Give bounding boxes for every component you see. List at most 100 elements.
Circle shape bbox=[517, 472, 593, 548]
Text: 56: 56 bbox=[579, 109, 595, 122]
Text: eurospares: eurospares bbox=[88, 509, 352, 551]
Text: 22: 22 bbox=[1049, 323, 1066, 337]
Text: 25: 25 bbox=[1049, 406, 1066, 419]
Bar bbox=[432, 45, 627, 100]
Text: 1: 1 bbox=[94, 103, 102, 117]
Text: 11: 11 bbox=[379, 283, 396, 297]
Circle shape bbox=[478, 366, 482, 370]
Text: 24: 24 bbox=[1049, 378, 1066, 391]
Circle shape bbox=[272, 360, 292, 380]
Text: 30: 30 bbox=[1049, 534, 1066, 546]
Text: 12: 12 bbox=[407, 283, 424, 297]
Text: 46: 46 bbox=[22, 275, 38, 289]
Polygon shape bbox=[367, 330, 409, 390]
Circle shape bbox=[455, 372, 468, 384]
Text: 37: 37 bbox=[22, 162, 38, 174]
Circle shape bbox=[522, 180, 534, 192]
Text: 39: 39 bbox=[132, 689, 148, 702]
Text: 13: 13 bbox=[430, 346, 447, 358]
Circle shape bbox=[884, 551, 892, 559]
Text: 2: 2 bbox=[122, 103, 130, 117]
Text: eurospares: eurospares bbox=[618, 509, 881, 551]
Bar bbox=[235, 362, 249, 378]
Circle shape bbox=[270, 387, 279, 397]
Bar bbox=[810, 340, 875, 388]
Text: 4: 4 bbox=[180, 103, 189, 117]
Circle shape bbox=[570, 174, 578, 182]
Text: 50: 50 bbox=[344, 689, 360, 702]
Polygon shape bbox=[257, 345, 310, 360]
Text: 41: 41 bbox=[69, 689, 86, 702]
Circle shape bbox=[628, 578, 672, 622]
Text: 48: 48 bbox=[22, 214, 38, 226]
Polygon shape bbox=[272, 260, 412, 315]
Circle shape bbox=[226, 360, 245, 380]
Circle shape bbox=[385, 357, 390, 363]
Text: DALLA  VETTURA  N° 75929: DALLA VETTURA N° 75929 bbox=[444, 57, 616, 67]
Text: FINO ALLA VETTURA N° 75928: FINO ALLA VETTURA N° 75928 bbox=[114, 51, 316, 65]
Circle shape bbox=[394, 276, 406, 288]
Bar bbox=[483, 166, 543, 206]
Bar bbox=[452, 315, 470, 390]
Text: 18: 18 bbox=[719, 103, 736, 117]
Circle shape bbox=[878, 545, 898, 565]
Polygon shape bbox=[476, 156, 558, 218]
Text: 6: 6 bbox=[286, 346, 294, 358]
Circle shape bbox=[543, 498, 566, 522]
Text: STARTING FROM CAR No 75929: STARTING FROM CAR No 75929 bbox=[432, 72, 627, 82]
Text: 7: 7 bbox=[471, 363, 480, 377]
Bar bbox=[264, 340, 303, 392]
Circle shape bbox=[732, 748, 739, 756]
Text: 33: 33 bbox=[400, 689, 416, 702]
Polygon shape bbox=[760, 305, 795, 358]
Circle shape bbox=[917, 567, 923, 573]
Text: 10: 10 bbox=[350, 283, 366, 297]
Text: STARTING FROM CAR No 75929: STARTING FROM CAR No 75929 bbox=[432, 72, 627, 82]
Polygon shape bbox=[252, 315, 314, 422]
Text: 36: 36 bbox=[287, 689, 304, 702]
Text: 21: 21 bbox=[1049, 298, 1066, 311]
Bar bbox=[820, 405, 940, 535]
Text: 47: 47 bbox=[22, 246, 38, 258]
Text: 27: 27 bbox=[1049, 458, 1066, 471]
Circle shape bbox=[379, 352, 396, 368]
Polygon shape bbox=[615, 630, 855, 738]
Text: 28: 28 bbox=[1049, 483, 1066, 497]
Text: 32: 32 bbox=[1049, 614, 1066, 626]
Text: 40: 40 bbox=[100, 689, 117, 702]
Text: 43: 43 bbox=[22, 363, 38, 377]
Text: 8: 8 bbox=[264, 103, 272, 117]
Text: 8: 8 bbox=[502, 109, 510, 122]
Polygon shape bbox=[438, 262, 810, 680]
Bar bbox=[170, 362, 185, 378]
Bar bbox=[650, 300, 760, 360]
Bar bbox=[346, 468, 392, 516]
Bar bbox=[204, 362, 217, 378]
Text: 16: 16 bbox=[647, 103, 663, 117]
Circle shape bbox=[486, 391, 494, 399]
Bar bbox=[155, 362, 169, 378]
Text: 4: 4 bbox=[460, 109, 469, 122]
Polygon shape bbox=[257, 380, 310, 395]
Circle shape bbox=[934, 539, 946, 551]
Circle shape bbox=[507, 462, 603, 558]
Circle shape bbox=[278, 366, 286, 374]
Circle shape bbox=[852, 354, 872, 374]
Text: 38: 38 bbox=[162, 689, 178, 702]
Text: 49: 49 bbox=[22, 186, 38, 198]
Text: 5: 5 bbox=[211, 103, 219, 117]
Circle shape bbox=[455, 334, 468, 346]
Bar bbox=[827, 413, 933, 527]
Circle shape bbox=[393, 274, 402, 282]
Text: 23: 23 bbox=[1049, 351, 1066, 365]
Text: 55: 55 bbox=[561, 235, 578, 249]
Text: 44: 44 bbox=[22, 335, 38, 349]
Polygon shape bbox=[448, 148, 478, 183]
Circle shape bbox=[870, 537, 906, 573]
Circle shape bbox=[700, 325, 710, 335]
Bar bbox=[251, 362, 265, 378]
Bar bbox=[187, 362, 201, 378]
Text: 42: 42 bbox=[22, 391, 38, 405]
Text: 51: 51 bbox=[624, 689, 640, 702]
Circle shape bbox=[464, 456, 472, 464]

****************************************

Given task
Turn the material above into a numbered list with one line per item, and leave out any blank lines.

Worked answer
1. Give bounding boxes for every component you see. List at most 100 elements.
2. Circle shape bbox=[517, 472, 593, 548]
3. Text: 56: 56 bbox=[579, 109, 595, 122]
4. Text: eurospares: eurospares bbox=[88, 509, 352, 551]
5. Text: 22: 22 bbox=[1049, 323, 1066, 337]
6. Text: 25: 25 bbox=[1049, 406, 1066, 419]
7. Bar bbox=[432, 45, 627, 100]
8. Text: 1: 1 bbox=[94, 103, 102, 117]
9. Text: 11: 11 bbox=[379, 283, 396, 297]
10. Circle shape bbox=[478, 366, 482, 370]
11. Text: 24: 24 bbox=[1049, 378, 1066, 391]
12. Circle shape bbox=[272, 360, 292, 380]
13. Text: 30: 30 bbox=[1049, 534, 1066, 546]
14. Text: 12: 12 bbox=[407, 283, 424, 297]
15. Text: 46: 46 bbox=[22, 275, 38, 289]
16. Polygon shape bbox=[367, 330, 409, 390]
17. Circle shape bbox=[455, 372, 468, 384]
18. Text: 37: 37 bbox=[22, 162, 38, 174]
19. Circle shape bbox=[522, 180, 534, 192]
20. Text: 39: 39 bbox=[132, 689, 148, 702]
21. Text: 13: 13 bbox=[430, 346, 447, 358]
22. Circle shape bbox=[884, 551, 892, 559]
23. Text: 2: 2 bbox=[122, 103, 130, 117]
24. Text: eurospares: eurospares bbox=[618, 509, 881, 551]
25. Bar bbox=[235, 362, 249, 378]
26. Circle shape bbox=[270, 387, 279, 397]
27. Bar bbox=[810, 340, 875, 388]
28. Text: 4: 4 bbox=[180, 103, 189, 117]
29. Circle shape bbox=[570, 174, 578, 182]
30. Text: 50: 50 bbox=[344, 689, 360, 702]
31. Polygon shape bbox=[257, 345, 310, 360]
32. Text: 41: 41 bbox=[69, 689, 86, 702]
33. Circle shape bbox=[628, 578, 672, 622]
34. Text: 48: 48 bbox=[22, 214, 38, 226]
35. Polygon shape bbox=[272, 260, 412, 315]
36. Circle shape bbox=[226, 360, 245, 380]
37. Circle shape bbox=[385, 357, 390, 363]
38. Text: DALLA  VETTURA  N° 75929: DALLA VETTURA N° 75929 bbox=[444, 57, 616, 67]
39. Text: FINO ALLA VETTURA N° 75928: FINO ALLA VETTURA N° 75928 bbox=[114, 51, 316, 65]
40. Circle shape bbox=[394, 276, 406, 288]
41. Bar bbox=[483, 166, 543, 206]
42. Bar bbox=[452, 315, 470, 390]
43. Text: 18: 18 bbox=[719, 103, 736, 117]
44. Circle shape bbox=[878, 545, 898, 565]
45. Polygon shape bbox=[476, 156, 558, 218]
46. Text: 6: 6 bbox=[286, 346, 294, 358]
47. Circle shape bbox=[543, 498, 566, 522]
48. Text: STARTING FROM CAR No 75929: STARTING FROM CAR No 75929 bbox=[432, 72, 627, 82]
49. Text: 7: 7 bbox=[471, 363, 480, 377]
50. Bar bbox=[264, 340, 303, 392]
51. Circle shape bbox=[732, 748, 739, 756]
52. Text: 33: 33 bbox=[400, 689, 416, 702]
53. Polygon shape bbox=[760, 305, 795, 358]
54. Circle shape bbox=[917, 567, 923, 573]
55. Text: 10: 10 bbox=[350, 283, 366, 297]
56. Text: STARTING FROM CAR No 75929: STARTING FROM CAR No 75929 bbox=[432, 72, 627, 82]
57. Polygon shape bbox=[252, 315, 314, 422]
58. Text: 36: 36 bbox=[287, 689, 304, 702]
59. Text: 21: 21 bbox=[1049, 298, 1066, 311]
60. Bar bbox=[820, 405, 940, 535]
61. Text: 47: 47 bbox=[22, 246, 38, 258]
62. Text: 27: 27 bbox=[1049, 458, 1066, 471]
63. Circle shape bbox=[379, 352, 396, 368]
64. Polygon shape bbox=[615, 630, 855, 738]
65. Text: 28: 28 bbox=[1049, 483, 1066, 497]
66. Text: 32: 32 bbox=[1049, 614, 1066, 626]
67. Text: 40: 40 bbox=[100, 689, 117, 702]
68. Text: 43: 43 bbox=[22, 363, 38, 377]
69. Text: 8: 8 bbox=[264, 103, 272, 117]
70. Text: 8: 8 bbox=[502, 109, 510, 122]
71. Polygon shape bbox=[438, 262, 810, 680]
72. Bar bbox=[170, 362, 185, 378]
73. Bar bbox=[650, 300, 760, 360]
74. Bar bbox=[346, 468, 392, 516]
75. Bar bbox=[204, 362, 217, 378]
76. Text: 16: 16 bbox=[647, 103, 663, 117]
77. Circle shape bbox=[486, 391, 494, 399]
78. Bar bbox=[155, 362, 169, 378]
79. Text: 4: 4 bbox=[460, 109, 469, 122]
80. Polygon shape bbox=[257, 380, 310, 395]
81. Circle shape bbox=[934, 539, 946, 551]
82. Circle shape bbox=[507, 462, 603, 558]
83. Circle shape bbox=[278, 366, 286, 374]
84. Circle shape bbox=[852, 354, 872, 374]
85. Text: 38: 38 bbox=[162, 689, 178, 702]
86. Text: 49: 49 bbox=[22, 186, 38, 198]
87. Text: 5: 5 bbox=[211, 103, 219, 117]
88. Circle shape bbox=[455, 334, 468, 346]
89. Bar bbox=[827, 413, 933, 527]
90. Circle shape bbox=[393, 274, 402, 282]
91. Text: 23: 23 bbox=[1049, 351, 1066, 365]
92. Text: 55: 55 bbox=[561, 235, 578, 249]
93. Text: 44: 44 bbox=[22, 335, 38, 349]
94. Polygon shape bbox=[448, 148, 478, 183]
95. Circle shape bbox=[870, 537, 906, 573]
96. Circle shape bbox=[700, 325, 710, 335]
97. Bar bbox=[251, 362, 265, 378]
98. Bar bbox=[187, 362, 201, 378]
99. Text: 42: 42 bbox=[22, 391, 38, 405]
100. Text: 51: 51 bbox=[624, 689, 640, 702]
101. Circle shape bbox=[464, 456, 472, 464]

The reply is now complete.